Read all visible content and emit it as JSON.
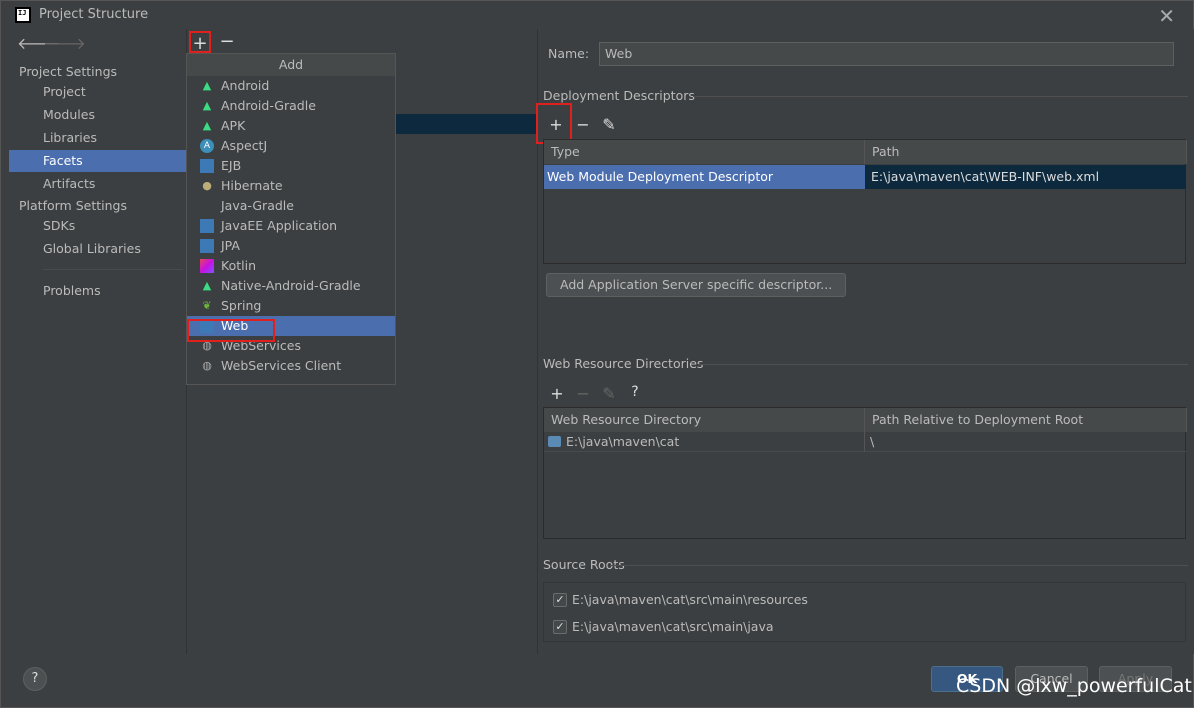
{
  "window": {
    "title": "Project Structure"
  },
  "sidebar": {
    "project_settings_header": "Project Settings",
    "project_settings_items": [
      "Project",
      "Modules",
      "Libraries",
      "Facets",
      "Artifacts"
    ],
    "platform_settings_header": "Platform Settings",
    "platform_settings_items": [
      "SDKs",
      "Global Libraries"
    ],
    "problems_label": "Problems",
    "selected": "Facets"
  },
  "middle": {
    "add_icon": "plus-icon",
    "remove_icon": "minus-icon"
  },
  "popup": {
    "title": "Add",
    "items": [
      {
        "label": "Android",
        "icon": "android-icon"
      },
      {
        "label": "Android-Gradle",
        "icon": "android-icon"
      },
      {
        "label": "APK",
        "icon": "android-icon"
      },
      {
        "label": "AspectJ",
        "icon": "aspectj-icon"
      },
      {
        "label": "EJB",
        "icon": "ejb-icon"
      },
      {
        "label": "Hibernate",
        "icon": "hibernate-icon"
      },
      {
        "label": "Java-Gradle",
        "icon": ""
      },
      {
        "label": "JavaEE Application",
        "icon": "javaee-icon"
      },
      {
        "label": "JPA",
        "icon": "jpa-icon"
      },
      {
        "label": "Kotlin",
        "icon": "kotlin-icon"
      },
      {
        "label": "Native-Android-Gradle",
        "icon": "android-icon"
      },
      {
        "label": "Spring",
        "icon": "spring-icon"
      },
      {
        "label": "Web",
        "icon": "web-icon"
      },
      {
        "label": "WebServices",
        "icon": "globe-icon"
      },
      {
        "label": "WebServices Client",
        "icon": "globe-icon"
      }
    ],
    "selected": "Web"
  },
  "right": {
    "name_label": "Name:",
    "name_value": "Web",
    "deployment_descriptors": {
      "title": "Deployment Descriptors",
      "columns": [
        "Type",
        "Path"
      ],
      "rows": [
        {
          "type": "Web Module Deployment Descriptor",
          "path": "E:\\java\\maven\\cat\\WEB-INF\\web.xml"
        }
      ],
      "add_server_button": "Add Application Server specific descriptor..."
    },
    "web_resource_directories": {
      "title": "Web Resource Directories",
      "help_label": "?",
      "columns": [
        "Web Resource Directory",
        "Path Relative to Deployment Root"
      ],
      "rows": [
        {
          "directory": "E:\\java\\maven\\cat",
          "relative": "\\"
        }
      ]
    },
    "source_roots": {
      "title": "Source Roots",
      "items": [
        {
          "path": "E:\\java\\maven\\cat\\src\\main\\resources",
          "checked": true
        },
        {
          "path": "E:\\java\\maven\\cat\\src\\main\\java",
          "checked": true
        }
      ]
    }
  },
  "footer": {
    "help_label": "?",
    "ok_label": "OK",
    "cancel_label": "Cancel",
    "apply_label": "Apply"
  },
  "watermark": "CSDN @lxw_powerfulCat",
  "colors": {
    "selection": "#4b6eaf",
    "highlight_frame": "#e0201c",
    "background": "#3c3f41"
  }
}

Prompt: Pull out each line containing the word "main" and copy it.

Output of the exercise:
          "path": "E:\\java\\maven\\cat\\src\\main\\resources",
          "path": "E:\\java\\maven\\cat\\src\\main\\java",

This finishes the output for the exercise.